[SHORT TASK]
How many of the lines below contain "this"? Answer with that number alone.

********************

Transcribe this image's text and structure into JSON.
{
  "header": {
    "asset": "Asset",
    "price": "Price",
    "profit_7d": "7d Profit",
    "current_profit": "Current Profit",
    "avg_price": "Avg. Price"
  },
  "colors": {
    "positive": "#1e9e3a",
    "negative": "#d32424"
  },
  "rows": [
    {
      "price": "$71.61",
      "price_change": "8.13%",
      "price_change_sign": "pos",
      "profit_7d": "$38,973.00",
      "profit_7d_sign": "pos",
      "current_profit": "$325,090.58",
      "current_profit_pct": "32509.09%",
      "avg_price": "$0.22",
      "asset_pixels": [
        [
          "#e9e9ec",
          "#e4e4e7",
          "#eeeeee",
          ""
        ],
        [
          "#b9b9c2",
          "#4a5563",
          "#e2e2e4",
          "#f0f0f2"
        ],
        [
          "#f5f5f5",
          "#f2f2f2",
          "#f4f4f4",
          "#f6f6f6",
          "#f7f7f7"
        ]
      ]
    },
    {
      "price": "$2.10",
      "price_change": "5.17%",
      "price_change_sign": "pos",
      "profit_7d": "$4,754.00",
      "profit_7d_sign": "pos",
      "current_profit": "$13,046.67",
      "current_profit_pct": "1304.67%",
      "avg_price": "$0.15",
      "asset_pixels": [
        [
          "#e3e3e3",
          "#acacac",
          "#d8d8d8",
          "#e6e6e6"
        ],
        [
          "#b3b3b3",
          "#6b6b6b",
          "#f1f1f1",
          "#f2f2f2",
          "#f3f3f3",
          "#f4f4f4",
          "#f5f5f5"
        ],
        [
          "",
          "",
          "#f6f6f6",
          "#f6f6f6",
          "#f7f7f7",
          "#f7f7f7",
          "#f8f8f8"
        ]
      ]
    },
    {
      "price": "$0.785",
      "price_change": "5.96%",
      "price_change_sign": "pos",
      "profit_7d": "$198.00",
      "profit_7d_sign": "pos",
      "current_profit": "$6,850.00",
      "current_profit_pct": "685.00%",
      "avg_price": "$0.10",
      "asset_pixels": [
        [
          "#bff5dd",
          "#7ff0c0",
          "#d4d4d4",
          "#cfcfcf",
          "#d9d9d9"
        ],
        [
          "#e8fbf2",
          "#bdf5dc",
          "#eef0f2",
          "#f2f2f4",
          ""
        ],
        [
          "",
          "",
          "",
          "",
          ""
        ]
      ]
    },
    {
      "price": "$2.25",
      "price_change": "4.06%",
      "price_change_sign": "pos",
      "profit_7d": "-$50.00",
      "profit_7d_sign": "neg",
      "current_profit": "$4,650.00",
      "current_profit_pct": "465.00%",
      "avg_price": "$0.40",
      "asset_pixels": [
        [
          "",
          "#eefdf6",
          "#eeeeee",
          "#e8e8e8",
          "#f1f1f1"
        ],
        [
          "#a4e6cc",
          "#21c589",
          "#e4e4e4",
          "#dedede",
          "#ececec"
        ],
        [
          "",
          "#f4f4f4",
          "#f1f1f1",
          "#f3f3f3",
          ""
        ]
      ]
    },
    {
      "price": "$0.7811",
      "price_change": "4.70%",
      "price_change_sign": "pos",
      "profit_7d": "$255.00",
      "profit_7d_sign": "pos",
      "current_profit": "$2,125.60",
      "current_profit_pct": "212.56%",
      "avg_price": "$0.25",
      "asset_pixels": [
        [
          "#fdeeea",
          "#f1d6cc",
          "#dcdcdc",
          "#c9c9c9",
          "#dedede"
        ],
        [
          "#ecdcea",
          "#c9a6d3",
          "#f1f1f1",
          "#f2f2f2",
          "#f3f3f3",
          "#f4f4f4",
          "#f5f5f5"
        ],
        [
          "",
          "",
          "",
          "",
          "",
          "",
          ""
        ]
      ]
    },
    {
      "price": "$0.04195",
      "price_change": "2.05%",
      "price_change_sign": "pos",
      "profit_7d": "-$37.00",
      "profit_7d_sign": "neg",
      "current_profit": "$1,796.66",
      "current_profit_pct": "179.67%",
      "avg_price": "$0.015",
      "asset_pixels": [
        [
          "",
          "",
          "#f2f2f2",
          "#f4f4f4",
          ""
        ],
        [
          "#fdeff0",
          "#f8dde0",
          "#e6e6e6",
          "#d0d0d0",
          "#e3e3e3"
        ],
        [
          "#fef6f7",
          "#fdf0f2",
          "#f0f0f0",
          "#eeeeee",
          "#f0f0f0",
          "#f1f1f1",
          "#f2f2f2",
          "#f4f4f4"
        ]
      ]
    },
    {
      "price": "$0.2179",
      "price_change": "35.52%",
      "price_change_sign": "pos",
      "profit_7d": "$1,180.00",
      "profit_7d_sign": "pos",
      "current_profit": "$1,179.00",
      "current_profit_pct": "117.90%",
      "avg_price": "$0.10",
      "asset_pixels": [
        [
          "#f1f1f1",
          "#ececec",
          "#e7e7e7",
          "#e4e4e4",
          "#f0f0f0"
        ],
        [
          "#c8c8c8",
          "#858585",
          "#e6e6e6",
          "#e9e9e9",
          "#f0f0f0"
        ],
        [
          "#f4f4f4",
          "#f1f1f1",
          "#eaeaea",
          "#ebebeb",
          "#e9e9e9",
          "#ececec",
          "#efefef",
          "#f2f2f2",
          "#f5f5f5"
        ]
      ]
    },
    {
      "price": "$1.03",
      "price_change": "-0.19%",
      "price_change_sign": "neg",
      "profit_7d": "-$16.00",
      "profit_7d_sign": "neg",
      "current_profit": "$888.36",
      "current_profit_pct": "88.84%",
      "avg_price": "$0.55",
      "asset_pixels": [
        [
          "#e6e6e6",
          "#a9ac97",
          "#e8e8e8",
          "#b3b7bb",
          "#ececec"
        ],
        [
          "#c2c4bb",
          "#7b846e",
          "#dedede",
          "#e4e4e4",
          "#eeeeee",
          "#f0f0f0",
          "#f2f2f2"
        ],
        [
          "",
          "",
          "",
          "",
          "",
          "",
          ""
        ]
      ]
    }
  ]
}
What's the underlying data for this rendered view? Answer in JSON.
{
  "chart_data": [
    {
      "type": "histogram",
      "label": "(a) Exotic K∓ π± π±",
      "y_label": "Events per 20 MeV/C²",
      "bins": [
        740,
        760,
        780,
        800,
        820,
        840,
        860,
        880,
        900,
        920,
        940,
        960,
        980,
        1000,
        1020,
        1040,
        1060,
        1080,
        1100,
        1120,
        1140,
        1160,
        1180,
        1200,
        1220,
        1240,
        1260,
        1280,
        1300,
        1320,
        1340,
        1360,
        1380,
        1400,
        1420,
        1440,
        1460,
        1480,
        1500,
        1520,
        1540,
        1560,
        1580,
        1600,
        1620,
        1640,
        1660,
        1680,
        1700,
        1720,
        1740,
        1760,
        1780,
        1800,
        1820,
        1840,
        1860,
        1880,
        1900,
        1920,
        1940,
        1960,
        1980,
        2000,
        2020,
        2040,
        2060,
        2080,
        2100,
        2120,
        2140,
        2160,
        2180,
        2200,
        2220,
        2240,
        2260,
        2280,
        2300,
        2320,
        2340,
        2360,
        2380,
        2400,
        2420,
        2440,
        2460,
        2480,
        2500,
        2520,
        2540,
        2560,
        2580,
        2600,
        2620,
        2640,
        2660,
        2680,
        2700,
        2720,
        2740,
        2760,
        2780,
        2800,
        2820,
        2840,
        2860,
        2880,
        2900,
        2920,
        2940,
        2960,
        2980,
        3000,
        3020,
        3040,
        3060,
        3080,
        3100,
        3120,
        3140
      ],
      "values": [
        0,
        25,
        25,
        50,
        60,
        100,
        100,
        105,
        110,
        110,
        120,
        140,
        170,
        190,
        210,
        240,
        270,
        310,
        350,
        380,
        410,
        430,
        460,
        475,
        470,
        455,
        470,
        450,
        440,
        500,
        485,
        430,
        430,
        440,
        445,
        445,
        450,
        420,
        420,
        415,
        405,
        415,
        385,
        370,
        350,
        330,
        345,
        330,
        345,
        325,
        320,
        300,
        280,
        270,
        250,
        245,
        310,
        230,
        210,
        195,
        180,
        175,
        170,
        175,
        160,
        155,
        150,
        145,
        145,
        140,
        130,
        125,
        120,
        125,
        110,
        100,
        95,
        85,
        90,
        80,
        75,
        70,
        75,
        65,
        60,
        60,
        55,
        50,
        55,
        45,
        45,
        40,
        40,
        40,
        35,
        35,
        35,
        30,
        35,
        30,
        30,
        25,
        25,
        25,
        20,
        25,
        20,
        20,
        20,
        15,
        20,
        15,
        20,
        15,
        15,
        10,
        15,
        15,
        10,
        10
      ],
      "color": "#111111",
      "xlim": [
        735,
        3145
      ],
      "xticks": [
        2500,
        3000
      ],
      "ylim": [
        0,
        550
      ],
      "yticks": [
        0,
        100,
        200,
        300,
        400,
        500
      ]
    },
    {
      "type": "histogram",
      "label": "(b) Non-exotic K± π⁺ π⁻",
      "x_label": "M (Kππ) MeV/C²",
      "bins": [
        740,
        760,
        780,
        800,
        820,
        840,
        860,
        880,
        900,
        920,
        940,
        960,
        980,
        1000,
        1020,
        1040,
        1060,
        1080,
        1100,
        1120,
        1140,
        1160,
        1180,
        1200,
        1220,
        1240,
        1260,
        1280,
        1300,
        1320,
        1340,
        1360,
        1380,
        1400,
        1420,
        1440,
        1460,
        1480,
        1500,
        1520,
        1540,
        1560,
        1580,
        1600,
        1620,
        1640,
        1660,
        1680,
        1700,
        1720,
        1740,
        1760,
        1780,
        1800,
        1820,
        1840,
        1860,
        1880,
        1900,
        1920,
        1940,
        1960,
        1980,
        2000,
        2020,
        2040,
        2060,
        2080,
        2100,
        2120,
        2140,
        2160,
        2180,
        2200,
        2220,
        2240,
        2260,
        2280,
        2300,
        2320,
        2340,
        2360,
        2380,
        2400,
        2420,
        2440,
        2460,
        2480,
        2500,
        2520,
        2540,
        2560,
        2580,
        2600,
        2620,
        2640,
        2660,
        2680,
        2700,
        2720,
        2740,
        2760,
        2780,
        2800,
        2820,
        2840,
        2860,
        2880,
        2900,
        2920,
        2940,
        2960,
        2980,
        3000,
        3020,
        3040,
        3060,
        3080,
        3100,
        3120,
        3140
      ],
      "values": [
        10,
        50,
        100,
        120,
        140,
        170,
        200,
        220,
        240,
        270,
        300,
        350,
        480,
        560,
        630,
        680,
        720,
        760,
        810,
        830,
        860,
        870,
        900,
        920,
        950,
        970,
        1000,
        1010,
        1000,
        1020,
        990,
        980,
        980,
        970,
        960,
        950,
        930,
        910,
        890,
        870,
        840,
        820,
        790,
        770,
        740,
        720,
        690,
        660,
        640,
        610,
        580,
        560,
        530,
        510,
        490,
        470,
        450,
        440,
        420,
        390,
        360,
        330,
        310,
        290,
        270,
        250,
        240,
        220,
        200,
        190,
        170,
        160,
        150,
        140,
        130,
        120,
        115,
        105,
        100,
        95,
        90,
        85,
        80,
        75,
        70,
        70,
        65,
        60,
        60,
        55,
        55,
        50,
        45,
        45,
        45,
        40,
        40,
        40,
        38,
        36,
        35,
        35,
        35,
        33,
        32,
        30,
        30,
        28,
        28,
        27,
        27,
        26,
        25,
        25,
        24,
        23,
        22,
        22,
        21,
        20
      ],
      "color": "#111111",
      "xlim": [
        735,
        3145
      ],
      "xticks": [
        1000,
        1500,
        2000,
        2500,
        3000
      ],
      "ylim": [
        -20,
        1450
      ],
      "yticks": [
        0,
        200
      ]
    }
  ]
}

********************

[COMPLETE ANSWER]
2